Job:
Lines that hold the word "annotation" should be located and copied.
— start Given data —
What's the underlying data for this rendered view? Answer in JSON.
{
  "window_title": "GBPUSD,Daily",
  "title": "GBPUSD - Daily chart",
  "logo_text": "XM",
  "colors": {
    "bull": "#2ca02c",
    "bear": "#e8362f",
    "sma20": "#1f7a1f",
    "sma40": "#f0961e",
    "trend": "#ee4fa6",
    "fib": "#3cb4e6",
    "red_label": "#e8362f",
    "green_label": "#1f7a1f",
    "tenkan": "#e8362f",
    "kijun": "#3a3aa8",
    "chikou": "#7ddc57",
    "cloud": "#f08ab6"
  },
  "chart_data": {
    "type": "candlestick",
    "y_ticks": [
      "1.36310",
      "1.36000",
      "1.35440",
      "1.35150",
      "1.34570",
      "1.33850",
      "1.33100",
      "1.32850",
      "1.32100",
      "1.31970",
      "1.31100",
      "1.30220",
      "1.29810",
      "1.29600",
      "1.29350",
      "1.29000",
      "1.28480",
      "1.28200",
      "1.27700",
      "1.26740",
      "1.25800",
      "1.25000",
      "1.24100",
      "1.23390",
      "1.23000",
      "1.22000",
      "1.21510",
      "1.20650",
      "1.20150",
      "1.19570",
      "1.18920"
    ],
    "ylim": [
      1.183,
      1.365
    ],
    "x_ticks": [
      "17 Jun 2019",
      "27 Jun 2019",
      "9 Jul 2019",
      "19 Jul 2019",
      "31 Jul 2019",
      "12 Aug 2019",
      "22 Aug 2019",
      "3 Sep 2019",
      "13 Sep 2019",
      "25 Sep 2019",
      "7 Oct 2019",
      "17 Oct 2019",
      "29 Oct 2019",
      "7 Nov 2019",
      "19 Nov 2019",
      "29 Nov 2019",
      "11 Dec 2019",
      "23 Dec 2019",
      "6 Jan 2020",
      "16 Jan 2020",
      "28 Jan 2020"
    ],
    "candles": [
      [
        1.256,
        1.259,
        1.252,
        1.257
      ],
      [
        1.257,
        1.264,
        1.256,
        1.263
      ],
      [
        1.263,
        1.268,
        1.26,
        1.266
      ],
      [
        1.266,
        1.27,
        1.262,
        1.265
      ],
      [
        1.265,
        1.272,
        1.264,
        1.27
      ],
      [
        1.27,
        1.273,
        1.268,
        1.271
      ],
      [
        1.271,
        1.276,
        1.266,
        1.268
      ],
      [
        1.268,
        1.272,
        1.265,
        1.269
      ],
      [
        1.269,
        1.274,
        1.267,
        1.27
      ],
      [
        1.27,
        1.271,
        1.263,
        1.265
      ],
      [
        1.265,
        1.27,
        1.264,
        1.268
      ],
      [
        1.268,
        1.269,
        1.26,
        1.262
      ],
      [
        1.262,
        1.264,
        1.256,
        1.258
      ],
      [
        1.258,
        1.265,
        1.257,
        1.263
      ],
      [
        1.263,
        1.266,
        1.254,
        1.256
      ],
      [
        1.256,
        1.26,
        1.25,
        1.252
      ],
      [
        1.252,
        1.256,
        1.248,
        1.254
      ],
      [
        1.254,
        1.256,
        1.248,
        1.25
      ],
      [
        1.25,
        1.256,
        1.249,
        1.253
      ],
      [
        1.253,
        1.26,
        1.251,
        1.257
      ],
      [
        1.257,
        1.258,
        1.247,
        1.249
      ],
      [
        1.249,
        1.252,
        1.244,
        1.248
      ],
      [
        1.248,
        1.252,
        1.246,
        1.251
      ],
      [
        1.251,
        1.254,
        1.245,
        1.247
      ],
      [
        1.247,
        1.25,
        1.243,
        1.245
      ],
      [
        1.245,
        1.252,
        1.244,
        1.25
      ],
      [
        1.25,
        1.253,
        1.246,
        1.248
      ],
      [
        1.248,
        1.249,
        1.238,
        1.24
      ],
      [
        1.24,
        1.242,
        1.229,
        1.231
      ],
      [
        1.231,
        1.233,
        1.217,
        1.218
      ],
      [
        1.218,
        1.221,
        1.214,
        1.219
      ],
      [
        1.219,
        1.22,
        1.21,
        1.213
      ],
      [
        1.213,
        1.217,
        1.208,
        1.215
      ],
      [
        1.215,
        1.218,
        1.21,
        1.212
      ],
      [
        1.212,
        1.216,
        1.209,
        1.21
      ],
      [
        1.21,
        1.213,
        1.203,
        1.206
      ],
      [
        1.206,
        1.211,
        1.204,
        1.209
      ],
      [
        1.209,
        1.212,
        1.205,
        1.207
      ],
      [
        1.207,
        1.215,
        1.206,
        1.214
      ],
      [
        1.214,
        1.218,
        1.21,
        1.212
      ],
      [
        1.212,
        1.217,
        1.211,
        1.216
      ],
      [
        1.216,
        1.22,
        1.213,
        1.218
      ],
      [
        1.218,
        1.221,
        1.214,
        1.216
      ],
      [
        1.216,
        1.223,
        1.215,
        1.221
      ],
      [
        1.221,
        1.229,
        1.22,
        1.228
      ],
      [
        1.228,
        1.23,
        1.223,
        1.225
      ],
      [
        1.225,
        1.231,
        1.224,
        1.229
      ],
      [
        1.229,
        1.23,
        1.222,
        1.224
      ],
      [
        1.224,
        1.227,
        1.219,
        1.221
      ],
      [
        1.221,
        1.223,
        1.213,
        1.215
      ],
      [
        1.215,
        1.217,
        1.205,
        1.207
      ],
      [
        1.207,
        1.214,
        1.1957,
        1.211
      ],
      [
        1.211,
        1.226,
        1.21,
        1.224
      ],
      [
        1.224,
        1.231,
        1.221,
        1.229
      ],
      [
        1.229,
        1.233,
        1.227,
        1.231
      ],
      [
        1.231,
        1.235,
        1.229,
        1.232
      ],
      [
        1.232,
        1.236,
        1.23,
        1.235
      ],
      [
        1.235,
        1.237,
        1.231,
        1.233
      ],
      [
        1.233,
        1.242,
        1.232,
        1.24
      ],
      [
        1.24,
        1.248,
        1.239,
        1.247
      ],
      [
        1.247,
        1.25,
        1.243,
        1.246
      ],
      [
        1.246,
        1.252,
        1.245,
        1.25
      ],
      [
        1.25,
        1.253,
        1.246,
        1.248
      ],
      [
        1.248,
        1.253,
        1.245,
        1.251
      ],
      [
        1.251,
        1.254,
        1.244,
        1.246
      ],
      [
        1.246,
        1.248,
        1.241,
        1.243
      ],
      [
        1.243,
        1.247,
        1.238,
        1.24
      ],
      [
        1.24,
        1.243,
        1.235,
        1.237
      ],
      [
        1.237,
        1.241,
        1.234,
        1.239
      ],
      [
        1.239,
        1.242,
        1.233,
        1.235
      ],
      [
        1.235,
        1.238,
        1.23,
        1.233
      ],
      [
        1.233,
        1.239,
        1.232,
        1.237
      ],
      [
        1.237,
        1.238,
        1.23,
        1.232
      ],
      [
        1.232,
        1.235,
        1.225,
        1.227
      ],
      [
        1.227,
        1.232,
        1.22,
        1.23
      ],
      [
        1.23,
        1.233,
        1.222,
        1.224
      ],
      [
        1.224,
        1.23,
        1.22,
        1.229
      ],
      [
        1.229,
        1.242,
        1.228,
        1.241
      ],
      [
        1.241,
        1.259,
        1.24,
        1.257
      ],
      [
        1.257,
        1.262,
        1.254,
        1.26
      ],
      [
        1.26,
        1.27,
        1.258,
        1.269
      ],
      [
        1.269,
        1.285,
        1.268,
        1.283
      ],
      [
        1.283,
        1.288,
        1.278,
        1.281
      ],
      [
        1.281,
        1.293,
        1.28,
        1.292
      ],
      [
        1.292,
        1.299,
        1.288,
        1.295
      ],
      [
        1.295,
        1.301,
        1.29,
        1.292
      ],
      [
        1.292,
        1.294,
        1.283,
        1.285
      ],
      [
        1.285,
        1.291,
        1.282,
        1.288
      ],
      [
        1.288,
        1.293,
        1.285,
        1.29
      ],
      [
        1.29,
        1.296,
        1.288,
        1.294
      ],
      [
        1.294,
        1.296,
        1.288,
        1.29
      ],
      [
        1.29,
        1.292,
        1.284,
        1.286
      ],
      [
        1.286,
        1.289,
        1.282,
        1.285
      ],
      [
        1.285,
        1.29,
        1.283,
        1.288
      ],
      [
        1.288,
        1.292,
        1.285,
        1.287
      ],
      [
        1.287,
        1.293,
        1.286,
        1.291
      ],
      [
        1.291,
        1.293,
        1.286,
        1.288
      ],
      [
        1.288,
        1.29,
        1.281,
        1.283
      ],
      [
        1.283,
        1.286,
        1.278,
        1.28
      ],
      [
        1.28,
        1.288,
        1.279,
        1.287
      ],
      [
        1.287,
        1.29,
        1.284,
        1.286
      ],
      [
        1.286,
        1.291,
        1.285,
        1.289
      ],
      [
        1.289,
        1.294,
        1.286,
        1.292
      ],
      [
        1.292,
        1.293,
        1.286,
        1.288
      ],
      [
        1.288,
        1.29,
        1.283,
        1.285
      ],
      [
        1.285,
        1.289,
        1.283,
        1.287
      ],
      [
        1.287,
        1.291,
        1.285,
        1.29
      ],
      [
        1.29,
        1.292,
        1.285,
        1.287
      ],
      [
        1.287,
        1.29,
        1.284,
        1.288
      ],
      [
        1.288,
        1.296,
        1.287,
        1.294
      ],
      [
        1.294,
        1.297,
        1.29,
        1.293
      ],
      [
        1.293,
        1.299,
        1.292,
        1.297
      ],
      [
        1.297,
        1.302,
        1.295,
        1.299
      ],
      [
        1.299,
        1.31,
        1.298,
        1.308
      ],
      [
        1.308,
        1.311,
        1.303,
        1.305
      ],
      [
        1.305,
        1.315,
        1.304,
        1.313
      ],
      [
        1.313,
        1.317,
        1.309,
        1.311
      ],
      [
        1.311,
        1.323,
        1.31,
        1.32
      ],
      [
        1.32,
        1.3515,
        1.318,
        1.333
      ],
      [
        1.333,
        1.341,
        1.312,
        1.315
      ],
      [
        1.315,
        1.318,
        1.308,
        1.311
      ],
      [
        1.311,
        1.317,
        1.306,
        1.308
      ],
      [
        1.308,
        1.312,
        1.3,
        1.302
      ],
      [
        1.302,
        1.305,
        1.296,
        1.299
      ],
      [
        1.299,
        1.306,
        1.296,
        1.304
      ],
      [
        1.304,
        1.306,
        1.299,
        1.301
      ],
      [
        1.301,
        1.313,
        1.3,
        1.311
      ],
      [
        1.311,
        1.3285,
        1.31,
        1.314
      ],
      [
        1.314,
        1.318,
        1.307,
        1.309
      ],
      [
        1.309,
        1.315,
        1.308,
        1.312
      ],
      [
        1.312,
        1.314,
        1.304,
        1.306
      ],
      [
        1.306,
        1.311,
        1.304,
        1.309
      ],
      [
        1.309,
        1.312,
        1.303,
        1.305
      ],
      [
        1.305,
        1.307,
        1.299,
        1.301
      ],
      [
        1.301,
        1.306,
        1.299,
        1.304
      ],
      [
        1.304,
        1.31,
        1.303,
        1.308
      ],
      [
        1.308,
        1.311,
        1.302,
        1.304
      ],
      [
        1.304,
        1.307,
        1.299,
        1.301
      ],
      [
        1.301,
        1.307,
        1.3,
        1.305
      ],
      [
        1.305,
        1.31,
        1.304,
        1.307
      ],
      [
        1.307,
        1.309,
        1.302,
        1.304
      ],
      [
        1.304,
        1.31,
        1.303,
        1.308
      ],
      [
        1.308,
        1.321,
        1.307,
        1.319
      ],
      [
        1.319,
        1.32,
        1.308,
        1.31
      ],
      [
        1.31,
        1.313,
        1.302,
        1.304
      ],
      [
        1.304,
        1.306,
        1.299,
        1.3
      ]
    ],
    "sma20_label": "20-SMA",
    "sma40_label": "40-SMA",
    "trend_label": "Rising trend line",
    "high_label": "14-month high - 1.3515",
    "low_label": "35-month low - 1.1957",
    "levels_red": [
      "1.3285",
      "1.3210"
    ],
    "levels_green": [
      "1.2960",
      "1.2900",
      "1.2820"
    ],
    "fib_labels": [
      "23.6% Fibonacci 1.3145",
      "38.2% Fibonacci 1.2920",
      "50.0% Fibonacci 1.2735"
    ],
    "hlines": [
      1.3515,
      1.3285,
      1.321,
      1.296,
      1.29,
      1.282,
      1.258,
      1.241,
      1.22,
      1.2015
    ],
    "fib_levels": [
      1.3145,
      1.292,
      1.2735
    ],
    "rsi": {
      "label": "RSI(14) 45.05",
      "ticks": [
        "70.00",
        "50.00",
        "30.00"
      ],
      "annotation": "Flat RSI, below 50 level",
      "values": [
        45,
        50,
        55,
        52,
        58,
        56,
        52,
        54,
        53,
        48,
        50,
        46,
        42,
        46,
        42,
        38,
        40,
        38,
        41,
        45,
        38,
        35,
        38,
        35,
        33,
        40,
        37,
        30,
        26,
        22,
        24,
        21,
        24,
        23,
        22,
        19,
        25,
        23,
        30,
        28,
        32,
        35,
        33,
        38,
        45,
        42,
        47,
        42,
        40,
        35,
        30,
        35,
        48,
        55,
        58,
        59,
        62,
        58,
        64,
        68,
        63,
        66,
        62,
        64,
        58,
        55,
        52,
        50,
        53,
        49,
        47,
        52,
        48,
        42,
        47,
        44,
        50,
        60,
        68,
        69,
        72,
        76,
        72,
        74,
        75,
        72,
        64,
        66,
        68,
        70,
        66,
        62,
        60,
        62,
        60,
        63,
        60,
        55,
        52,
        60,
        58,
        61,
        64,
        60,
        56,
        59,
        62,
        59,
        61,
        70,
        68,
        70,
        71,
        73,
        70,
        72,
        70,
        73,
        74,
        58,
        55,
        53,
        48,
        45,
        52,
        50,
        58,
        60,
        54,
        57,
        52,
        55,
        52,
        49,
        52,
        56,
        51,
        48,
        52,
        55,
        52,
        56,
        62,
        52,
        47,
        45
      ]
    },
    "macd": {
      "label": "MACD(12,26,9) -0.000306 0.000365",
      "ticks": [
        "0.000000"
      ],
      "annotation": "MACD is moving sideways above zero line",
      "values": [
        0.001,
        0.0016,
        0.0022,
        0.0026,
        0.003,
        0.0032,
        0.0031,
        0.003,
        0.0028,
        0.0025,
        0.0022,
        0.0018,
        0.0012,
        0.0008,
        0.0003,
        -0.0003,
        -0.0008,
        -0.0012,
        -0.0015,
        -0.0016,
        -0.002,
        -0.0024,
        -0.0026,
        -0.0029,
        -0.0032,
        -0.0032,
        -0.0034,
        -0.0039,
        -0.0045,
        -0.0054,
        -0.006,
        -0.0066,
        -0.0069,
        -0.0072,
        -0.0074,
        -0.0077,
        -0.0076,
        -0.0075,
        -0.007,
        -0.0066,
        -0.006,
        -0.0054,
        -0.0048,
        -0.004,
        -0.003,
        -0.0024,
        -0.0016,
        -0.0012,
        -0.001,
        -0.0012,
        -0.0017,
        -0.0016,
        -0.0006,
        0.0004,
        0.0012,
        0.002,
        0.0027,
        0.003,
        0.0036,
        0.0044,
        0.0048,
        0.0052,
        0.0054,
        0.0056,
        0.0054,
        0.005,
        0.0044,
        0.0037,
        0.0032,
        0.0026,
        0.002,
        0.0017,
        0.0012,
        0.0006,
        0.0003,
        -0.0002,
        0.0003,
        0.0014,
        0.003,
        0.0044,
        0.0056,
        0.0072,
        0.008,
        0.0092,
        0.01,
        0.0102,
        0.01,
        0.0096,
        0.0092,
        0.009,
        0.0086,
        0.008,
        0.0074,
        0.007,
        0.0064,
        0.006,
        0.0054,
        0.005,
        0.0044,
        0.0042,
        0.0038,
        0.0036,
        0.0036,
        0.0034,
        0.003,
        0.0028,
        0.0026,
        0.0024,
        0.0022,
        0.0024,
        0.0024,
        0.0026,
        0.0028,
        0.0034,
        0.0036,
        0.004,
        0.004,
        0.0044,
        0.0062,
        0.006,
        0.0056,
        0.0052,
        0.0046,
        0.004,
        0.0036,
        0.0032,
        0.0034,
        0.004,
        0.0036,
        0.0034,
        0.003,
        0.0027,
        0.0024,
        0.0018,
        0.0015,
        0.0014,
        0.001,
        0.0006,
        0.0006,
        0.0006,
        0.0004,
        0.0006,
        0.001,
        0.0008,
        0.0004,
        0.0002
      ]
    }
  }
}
— end Given data —
Task result:
      "annotation": "Flat RSI, below 50 level",
      "annotation": "MACD is moving sideways above zero line",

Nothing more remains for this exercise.